[STATED GOAL] Pull every line with the word "skid" out of the entries below.

[Recorded data]
···

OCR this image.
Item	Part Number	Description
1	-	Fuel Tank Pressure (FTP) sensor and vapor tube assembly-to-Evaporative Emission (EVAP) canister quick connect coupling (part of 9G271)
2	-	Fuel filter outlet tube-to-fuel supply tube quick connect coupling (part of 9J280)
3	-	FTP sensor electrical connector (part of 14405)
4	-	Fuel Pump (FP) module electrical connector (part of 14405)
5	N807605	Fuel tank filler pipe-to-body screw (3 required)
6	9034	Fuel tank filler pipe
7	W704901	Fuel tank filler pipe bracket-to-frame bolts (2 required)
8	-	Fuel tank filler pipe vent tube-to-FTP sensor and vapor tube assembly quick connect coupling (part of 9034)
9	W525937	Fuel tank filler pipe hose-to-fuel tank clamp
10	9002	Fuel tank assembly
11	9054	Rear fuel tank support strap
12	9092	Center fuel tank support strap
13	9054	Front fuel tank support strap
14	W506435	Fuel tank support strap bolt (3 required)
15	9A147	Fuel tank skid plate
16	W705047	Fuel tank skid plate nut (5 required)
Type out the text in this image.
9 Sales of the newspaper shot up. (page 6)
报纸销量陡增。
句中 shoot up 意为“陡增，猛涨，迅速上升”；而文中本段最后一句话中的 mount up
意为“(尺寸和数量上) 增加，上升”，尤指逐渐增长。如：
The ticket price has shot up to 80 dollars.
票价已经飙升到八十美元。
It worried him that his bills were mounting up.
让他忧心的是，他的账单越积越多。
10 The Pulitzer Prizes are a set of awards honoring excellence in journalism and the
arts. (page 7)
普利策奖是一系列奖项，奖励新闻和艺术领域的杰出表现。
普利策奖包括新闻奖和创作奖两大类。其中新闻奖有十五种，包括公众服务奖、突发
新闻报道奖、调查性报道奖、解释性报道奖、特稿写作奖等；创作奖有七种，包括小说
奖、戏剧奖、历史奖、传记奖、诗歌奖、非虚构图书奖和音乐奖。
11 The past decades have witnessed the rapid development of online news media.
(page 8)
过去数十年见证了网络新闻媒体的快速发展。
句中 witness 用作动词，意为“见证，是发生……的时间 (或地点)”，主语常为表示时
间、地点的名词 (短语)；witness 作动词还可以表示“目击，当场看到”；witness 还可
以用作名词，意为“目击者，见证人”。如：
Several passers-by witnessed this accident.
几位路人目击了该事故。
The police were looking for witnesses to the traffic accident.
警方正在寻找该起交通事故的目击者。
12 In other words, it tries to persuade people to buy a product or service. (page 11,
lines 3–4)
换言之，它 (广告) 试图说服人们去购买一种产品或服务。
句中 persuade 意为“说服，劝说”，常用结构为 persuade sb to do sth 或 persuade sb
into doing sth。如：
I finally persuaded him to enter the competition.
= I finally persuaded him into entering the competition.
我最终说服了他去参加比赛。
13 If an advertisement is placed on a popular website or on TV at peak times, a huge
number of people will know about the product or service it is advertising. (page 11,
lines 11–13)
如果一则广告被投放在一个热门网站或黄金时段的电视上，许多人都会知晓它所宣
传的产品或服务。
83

···

[SOLUTION TO THE PROBLEM]
15	9A147	Fuel tank skid plate
16	W705047	Fuel tank skid plate nut (5 required)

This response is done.